* _TASK_: Tell how many lines carry the word "trọng"; the reply is the number and nothing else.

(Dataset items)
━━━━━━━━━━━━━━━━━━━━━━━━━━━━━━

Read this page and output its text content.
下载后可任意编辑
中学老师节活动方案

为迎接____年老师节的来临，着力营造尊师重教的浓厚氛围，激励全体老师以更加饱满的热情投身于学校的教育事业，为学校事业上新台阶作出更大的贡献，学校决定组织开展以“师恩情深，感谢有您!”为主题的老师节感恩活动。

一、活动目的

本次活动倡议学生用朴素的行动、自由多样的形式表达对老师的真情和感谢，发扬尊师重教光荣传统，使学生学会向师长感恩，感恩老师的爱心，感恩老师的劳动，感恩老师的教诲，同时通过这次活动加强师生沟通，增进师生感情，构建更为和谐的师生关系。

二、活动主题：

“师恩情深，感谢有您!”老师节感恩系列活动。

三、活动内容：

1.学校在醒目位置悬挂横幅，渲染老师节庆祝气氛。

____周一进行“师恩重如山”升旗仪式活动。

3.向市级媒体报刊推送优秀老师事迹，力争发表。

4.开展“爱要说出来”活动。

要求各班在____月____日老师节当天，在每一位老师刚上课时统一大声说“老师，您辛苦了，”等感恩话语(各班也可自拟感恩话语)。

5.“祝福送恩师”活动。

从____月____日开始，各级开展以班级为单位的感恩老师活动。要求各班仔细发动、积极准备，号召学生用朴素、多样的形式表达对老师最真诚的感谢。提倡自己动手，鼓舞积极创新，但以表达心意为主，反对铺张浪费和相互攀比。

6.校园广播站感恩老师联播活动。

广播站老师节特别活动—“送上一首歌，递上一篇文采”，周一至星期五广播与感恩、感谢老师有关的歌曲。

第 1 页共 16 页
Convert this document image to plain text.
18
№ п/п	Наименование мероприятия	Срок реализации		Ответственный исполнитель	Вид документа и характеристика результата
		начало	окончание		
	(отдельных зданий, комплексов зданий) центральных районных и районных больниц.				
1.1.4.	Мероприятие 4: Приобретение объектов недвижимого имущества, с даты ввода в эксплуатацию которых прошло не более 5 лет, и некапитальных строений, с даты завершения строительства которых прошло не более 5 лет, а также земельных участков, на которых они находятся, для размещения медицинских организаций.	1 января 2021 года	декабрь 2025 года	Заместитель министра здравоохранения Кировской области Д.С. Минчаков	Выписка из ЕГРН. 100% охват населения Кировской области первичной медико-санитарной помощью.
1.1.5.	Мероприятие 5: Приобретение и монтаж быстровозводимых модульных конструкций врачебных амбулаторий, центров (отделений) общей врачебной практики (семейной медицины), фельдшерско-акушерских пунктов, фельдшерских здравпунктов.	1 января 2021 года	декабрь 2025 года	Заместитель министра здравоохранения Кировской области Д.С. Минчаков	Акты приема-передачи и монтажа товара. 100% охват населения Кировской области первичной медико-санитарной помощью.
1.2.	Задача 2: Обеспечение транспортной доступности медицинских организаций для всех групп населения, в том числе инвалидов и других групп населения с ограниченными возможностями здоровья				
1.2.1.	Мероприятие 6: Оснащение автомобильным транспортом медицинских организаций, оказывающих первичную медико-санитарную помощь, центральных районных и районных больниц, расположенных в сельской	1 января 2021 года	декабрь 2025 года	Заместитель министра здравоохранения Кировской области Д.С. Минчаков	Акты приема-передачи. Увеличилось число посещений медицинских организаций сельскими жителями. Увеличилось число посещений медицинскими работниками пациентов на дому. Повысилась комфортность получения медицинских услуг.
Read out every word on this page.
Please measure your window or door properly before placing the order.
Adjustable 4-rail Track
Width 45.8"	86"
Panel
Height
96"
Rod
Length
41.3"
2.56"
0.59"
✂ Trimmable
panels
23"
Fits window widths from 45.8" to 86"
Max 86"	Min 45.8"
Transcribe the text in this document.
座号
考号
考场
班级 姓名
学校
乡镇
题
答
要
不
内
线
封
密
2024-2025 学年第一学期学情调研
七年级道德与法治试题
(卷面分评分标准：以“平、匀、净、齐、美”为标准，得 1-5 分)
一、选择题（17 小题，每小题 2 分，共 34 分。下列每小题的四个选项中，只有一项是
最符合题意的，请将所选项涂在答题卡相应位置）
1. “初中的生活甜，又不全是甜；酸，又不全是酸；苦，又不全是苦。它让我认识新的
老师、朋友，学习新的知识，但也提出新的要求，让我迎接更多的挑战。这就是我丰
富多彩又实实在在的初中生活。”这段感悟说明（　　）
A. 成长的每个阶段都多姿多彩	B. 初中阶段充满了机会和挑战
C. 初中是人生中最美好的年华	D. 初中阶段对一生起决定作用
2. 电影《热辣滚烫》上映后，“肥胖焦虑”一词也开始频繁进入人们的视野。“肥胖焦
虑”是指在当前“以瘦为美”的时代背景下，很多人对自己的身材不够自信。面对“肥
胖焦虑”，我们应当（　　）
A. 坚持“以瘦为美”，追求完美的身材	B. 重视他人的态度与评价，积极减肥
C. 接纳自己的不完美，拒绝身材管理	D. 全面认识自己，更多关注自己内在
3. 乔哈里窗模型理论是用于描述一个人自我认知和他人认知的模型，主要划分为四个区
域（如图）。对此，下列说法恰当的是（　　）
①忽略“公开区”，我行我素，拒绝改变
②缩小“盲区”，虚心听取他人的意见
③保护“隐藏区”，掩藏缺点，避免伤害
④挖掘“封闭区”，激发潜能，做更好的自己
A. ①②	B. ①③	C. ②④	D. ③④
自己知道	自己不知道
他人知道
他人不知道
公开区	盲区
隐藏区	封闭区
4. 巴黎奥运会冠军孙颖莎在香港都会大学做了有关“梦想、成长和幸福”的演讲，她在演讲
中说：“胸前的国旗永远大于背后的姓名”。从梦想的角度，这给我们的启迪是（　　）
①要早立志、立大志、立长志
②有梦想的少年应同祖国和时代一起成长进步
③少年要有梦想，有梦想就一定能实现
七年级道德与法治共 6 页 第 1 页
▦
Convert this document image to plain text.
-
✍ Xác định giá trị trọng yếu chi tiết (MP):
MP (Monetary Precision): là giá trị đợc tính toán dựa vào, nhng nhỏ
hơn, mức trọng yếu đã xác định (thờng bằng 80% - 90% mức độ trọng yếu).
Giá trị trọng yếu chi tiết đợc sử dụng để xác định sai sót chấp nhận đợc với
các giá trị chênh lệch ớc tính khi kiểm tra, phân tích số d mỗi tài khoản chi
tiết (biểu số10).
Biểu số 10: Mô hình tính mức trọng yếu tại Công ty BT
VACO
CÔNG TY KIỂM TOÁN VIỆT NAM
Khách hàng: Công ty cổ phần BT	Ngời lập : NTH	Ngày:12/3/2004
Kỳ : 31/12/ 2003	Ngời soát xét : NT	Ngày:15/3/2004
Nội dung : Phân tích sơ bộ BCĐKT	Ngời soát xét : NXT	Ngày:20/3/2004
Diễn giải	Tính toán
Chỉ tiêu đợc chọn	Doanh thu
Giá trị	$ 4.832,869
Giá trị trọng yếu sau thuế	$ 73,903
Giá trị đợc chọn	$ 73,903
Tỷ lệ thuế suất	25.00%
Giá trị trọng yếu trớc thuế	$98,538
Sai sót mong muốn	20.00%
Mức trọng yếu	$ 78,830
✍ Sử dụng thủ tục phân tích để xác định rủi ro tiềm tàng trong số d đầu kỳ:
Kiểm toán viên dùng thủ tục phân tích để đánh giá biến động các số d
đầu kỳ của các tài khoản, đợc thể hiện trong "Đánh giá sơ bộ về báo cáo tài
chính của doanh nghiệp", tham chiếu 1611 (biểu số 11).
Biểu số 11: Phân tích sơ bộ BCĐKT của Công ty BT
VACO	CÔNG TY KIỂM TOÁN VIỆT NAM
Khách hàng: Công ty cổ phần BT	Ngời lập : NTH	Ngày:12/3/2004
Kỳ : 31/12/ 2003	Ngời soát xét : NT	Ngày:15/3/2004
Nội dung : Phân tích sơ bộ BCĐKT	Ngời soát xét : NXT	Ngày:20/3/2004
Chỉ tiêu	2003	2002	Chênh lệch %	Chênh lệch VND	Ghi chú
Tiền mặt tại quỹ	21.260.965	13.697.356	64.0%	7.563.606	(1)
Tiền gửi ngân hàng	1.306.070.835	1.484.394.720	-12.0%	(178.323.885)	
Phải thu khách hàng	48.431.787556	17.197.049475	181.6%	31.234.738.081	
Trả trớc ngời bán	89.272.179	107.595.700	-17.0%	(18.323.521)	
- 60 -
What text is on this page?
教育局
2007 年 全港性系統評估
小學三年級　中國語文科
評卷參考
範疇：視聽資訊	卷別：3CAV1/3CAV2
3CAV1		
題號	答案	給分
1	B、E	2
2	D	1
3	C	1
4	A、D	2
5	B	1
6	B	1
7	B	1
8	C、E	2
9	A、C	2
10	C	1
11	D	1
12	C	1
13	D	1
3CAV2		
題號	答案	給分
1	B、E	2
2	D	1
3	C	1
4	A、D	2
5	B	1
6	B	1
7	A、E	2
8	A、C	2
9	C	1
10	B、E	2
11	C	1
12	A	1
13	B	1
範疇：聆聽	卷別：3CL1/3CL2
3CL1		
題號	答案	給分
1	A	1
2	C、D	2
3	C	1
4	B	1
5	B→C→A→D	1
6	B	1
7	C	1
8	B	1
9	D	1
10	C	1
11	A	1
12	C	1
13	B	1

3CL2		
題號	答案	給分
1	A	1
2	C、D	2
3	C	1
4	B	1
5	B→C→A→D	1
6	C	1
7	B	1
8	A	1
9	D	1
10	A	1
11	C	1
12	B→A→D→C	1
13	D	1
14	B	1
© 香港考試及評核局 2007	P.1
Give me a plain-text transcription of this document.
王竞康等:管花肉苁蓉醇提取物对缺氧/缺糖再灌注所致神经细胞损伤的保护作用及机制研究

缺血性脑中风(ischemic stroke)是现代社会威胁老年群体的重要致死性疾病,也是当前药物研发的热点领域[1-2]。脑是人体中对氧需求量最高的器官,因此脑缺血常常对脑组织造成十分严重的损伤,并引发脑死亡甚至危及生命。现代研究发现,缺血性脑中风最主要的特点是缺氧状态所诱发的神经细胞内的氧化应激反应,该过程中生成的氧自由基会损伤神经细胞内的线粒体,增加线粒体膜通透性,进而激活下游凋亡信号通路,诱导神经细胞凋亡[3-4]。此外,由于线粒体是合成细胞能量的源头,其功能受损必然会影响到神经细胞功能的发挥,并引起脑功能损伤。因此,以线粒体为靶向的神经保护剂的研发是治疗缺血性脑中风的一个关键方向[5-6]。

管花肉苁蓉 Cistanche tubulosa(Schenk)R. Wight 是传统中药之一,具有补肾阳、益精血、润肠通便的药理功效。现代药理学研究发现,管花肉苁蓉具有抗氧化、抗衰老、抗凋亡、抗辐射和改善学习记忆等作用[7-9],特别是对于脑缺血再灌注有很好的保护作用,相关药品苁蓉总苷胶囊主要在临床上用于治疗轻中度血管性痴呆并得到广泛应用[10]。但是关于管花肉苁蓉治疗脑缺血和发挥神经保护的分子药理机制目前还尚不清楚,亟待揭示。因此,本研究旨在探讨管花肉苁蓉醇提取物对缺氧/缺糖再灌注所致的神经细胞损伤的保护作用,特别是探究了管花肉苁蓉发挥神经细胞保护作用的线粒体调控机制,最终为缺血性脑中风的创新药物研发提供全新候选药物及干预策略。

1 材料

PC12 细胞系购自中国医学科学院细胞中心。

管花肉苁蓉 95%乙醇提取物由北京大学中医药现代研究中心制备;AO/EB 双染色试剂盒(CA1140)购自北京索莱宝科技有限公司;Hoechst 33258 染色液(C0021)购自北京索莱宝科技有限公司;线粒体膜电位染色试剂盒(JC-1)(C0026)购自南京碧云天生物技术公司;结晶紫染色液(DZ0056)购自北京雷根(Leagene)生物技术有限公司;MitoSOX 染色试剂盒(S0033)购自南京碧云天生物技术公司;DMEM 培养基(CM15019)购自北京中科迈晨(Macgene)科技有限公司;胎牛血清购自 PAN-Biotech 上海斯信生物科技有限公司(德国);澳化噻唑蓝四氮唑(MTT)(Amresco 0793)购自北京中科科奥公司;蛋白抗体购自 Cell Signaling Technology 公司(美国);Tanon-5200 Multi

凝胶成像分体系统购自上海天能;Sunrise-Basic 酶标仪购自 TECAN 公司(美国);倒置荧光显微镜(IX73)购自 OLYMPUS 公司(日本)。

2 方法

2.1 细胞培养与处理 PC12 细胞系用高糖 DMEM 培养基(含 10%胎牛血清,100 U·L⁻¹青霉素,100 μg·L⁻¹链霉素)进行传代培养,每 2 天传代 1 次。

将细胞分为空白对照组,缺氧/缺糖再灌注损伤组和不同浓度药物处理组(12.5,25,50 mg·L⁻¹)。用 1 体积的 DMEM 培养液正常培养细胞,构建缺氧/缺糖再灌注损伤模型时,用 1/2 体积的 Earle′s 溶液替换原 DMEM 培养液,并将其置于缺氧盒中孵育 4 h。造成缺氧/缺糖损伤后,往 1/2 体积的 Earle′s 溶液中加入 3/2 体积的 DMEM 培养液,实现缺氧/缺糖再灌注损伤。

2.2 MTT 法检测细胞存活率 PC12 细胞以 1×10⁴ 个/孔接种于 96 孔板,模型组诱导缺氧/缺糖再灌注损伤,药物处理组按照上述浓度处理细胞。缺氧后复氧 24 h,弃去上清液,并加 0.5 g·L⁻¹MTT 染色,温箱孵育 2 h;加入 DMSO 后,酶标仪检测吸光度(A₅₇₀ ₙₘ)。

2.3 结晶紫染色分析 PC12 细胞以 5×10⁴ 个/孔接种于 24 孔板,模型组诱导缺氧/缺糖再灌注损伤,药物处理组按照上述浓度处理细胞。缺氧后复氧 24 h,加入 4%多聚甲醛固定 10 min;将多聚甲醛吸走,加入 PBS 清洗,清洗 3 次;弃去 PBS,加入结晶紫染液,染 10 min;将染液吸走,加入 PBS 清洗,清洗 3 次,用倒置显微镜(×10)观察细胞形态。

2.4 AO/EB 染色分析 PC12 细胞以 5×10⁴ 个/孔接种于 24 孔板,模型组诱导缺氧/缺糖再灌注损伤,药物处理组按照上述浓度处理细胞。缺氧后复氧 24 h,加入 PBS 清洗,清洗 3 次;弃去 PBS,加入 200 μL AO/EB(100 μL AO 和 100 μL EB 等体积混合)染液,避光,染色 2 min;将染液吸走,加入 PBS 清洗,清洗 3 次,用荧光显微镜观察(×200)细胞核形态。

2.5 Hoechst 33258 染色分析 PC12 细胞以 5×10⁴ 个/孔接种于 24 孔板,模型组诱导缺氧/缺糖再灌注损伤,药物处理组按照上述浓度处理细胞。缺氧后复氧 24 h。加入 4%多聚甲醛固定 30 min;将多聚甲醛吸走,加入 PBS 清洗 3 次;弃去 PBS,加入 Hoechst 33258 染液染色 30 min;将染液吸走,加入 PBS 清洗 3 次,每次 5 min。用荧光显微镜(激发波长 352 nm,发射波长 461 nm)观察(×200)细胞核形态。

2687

━━━━━━━━━━━━━━━━━━━━━━━━━━━━━━

* _RESULT BELOW_: 7